WHAT THE EXERCISE ASKS: Show all lines holding the string "qualité".

DATA FOR THE TASK:

* * * * *

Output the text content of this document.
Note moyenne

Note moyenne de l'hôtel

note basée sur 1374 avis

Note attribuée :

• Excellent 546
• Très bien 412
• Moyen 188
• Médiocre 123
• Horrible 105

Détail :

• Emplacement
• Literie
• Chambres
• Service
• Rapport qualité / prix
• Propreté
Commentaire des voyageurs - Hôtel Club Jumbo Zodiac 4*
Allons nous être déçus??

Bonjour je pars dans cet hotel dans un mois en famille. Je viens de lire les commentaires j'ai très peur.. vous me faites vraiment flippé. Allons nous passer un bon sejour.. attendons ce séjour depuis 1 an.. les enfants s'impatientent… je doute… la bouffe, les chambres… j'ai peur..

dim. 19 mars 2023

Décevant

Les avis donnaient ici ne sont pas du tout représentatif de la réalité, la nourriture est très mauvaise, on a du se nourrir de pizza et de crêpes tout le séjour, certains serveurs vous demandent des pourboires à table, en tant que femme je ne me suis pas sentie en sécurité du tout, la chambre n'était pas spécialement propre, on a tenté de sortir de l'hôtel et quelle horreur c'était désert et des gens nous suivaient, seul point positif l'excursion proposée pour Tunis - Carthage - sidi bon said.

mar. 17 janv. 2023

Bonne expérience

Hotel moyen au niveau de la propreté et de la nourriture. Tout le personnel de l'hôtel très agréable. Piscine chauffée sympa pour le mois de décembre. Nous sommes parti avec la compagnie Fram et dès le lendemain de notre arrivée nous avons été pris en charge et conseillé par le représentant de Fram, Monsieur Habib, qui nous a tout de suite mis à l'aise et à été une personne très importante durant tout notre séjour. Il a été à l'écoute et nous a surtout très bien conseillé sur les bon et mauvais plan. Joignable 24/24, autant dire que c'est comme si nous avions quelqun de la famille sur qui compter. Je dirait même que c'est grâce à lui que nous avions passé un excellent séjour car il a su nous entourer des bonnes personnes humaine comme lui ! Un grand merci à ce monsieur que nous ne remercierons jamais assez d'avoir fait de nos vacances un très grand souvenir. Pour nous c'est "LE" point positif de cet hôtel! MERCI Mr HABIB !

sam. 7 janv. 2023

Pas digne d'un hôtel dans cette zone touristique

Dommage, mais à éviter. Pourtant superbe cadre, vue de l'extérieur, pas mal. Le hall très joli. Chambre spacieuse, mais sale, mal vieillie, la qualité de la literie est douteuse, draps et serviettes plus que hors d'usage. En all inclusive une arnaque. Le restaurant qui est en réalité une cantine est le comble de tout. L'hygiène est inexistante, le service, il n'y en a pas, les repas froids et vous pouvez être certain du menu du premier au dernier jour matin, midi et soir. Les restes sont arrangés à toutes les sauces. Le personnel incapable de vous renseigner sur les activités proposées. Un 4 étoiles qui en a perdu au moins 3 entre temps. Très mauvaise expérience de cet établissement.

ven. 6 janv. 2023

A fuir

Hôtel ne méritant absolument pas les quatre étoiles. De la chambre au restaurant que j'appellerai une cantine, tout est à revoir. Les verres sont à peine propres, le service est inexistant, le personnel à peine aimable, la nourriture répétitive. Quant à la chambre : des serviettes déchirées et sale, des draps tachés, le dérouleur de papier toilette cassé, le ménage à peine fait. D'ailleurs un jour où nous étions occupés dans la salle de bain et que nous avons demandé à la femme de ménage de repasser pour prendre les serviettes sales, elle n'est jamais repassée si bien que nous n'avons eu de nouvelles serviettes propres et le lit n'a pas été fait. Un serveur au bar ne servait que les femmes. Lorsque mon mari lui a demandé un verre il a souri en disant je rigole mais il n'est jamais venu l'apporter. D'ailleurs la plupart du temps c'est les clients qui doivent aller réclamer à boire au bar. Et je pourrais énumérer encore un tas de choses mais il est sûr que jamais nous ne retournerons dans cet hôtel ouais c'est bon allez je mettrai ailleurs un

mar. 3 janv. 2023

* * * * *

FULL ANSWER:
• Rapport qualité / prix
Dommage, mais à éviter. Pourtant superbe cadre, vue de l'extérieur, pas mal. Le hall très joli. Chambre spacieuse, mais sale, mal vieillie, la qualité de la literie est douteuse, draps et serviettes plus que hors d'usage. En all inclusive une arnaque. Le restaurant qui est en réalité une cantine est le comble de tout. L'hygiène est inexistante, le service, il n'y en a pas, les repas froids et vous pouvez être certain du menu du premier au dernier jour matin, midi et soir. Les restes sont arrangés à toutes les sauces. Le personnel incapable de vous renseigner sur les activités proposées. Un 4 étoiles qui en a perdu au moins 3 entre temps. Très mauvaise expérience de cet établissement.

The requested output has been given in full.